* _Goal a_: Reproduce the lines of the records from the line containing "step-number: 3. bbox=[8, 387, 26, 410]" up to and including the line containing "bullet-text-segment: . bbox=[308, 208, 315, 231]".

Note: The iam role must have full access to Glue, Redshift and S3.

  1. In Set output and scheduling, set Target database to the database you have created before and leave other configuration as it is and after reviewing Create Crawler.

After successful creation of Crawler, its time to run the crawler. If we try to run the crawler it will generated the error of S3 end point configuration. So first we need to configure the endpoints. The steps are as follows.

  1. In VPC console, select Endpoints in the left.
  2. Select Create endpoint on the right of the dashboard.

3. In Create endpoint section, add the name of your endpoint. And in the Services section select s3 of type Gateway.

  1. In VPC section, Select Default VPC and on route table select all and leave other configuration as it is. Select Create endpoint.

Note: This same VPC must have been used to create the Amazon Redshift.

After successful creation of VPC endpoints, run the crawler. It will add the table in the Glue Data Catalogue. You can see the table inside the database you have created in Glue.

Run an AWS Glue Job to detect the PII data

Now, we need to write the Glue Job to detect the PII data. The steps are as follows:

  1. In Glue console, select ETL jobs on the left.
  2. In Create job section, Select Script editor.
  3. Add the following scripts in the editor created.

import sys

from awsglue.transforms import *

from awsglue.utils import getResolvedOptions

from pyspark.context import SparkContext

from awsglue.context import GlueContext

from awsglue.job import Job

from awsglueml.transforms import EntityDetector

args = getResolvedOptions(sys.argv, [“JOB_NAME”])

sc = SparkContext()

glueContext = GlueContext(sc)

spark = glueContext.spark_session

job = Job(glueContext)

job.init(args[“JOB_NAME”], args)

# Script generated for node AWS Glue Data Catalog

AWSGlueDataCatalog_node1704105327725 = glueContext.create_dynamic_frame.from_catalog(

   database=”<database-name>”,

   table_name=”dev_public_personal_health_identifiable_information”,

   transformation_ctx=”AWSGlueDataCatalog_node1704105327725″,

   redshift_tmp_dir = “s3://<bucket-name>/redshift/”

* _Source data_:

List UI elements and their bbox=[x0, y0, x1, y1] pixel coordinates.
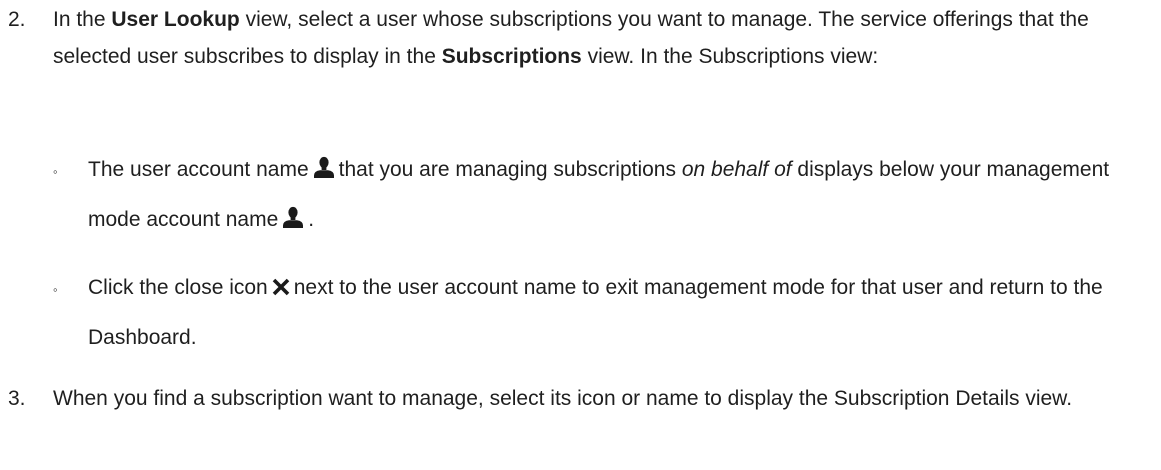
step-number: 3. bbox=[8, 387, 26, 410]
close-icon bbox=[272, 278, 290, 296]
user-lookup-term: User Lookup bbox=[111, 8, 240, 31]
step-number: 2. bbox=[8, 8, 26, 31]
document: 2. In the User Lookup view, select a use… bbox=[0, 0, 1161, 470]
bullet-text-segment: Click the close icon bbox=[88, 276, 268, 299]
bullet-text-segment: The user account name bbox=[88, 158, 309, 181]
bullet-text-segment: . bbox=[308, 208, 315, 231]
step-text: In the User Lookup view, select a user w… bbox=[53, 1, 1113, 75]
bullet-mark: ◦ bbox=[53, 164, 58, 179]
user-icon bbox=[282, 206, 304, 228]
bullet-text: Click the close icon next to the user acc… bbox=[88, 263, 1138, 363]
on-behalf-of-term: on behalf of bbox=[681, 158, 792, 181]
step-text: When you find a subscription want to man… bbox=[53, 380, 1113, 417]
bullet-text-segment: that you are managing subscriptions bbox=[338, 158, 682, 181]
step-text-segment: view. In the Subscriptions view: bbox=[581, 45, 879, 68]
step-text-segment: In the bbox=[53, 8, 112, 31]
bullet-text: The user account name that you are managi… bbox=[88, 145, 1138, 245]
subscriptions-term: Subscriptions bbox=[441, 45, 582, 68]
user-icon bbox=[313, 156, 335, 178]
step-text-segment: When you find a subscription want to man… bbox=[53, 387, 1073, 410]
bullet-mark: ◦ bbox=[53, 282, 58, 297]
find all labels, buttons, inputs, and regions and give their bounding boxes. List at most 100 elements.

* _Goal b_:
Answer these questions from the AWS Glue guide:
(i) Which services must the IAM role have full access to?
(ii) When creating the endpoint, which service and type are selected in the Services section?
(iii) In the Create job section of the Glue console, which option is selected?

* _Task answer a_:
step-number: 3. bbox=[8, 387, 26, 410]
close-icon bbox=[272, 278, 290, 296]
user-lookup-term: User Lookup bbox=[111, 8, 240, 31]
step-number: 2. bbox=[8, 8, 26, 31]
document: 2. In the User Lookup view, select a use… bbox=[0, 0, 1161, 470]
bullet-text-segment: Click the close icon bbox=[88, 276, 268, 299]
bullet-text-segment: The user account name bbox=[88, 158, 309, 181]
bullet-text-segment: . bbox=[308, 208, 315, 231]

* _Task answer b_:
(i) Glue, Redshift and S3.
(ii) s3, of type Gateway.
(iii) Script editor.